#### WRITTEN REQUEST:
Below are some records; retype all of them exactly.

#### DATASET RECORDS:
################
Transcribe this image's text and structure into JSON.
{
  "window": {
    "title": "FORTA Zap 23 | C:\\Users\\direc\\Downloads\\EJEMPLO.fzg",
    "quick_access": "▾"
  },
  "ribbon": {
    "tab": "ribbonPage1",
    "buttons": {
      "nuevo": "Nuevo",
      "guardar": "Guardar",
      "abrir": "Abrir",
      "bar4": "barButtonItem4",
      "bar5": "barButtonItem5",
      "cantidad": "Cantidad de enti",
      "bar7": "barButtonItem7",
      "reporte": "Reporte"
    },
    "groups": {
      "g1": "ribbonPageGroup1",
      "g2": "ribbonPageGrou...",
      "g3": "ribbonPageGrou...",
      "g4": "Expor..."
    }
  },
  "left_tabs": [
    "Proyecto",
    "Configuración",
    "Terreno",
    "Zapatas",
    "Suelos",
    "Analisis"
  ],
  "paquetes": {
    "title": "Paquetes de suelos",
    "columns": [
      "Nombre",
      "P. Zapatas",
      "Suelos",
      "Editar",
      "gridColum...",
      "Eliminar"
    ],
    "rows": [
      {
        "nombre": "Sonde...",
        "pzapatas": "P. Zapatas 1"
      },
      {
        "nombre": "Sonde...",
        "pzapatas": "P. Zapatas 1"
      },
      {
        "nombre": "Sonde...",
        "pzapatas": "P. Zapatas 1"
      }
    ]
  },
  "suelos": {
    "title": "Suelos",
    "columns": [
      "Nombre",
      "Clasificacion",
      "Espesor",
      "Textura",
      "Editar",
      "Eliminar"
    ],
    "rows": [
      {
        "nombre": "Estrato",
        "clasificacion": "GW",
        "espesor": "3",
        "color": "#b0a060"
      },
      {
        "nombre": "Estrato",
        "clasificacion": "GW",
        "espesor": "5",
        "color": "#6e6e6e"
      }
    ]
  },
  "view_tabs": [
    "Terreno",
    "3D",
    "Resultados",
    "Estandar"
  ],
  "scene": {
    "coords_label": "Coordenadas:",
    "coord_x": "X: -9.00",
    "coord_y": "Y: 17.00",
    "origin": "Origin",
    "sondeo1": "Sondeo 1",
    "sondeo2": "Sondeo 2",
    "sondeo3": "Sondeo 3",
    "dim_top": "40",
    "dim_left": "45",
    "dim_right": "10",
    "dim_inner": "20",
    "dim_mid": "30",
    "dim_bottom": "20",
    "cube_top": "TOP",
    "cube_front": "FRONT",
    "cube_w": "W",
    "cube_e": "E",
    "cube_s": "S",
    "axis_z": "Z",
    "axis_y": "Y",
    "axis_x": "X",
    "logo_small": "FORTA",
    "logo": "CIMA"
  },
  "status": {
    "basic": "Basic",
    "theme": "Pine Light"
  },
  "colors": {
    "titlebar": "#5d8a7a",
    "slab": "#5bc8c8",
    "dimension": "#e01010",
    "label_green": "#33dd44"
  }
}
################
#### FINISHED TASK:
Transcribe this image's text and structure into JSON.
{
  "window": {
    "title": "FORTA Zap 23 | C:\\Users\\direc\\Downloads\\EJEMPLO.fzg",
    "quick_access": "▾"
  },
  "ribbon": {
    "tab": "ribbonPage1",
    "buttons": {
      "nuevo": "Nuevo",
      "guardar": "Guardar",
      "abrir": "Abrir",
      "bar4": "barButtonItem4",
      "bar5": "barButtonItem5",
      "cantidad": "Cantidad de enti",
      "bar7": "barButtonItem7",
      "reporte": "Reporte"
    },
    "groups": {
      "g1": "ribbonPageGroup1",
      "g2": "ribbonPageGrou...",
      "g3": "ribbonPageGrou...",
      "g4": "Expor..."
    }
  },
  "left_tabs": [
    "Proyecto",
    "Configuración",
    "Terreno",
    "Zapatas",
    "Suelos",
    "Analisis"
  ],
  "paquetes": {
    "title": "Paquetes de suelos",
    "columns": [
      "Nombre",
      "P. Zapatas",
      "Suelos",
      "Editar",
      "gridColum...",
      "Eliminar"
    ],
    "rows": [
      {
        "nombre": "Sonde...",
        "pzapatas": "P. Zapatas 1"
      },
      {
        "nombre": "Sonde...",
        "pzapatas": "P. Zapatas 1"
      },
      {
        "nombre": "Sonde...",
        "pzapatas": "P. Zapatas 1"
      }
    ]
  },
  "suelos": {
    "title": "Suelos",
    "columns": [
      "Nombre",
      "Clasificacion",
      "Espesor",
      "Textura",
      "Editar",
      "Eliminar"
    ],
    "rows": [
      {
        "nombre": "Estrato",
        "clasificacion": "GW",
        "espesor": "3",
        "color": "#b0a060"
      },
      {
        "nombre": "Estrato",
        "clasificacion": "GW",
        "espesor": "5",
        "color": "#6e6e6e"
      }
    ]
  },
  "view_tabs": [
    "Terreno",
    "3D",
    "Resultados",
    "Estandar"
  ],
  "scene": {
    "coords_label": "Coordenadas:",
    "coord_x": "X: -9.00",
    "coord_y": "Y: 17.00",
    "origin": "Origin",
    "sondeo1": "Sondeo 1",
    "sondeo2": "Sondeo 2",
    "sondeo3": "Sondeo 3",
    "dim_top": "40",
    "dim_left": "45",
    "dim_right": "10",
    "dim_inner": "20",
    "dim_mid": "30",
    "dim_bottom": "20",
    "cube_top": "TOP",
    "cube_front": "FRONT",
    "cube_w": "W",
    "cube_e": "E",
    "cube_s": "S",
    "axis_z": "Z",
    "axis_y": "Y",
    "axis_x": "X",
    "logo_small": "FORTA",
    "logo": "CIMA"
  },
  "status": {
    "basic": "Basic",
    "theme": "Pine Light"
  },
  "colors": {
    "titlebar": "#5d8a7a",
    "slab": "#5bc8c8",
    "dimension": "#e01010",
    "label_green": "#33dd44"
  }
}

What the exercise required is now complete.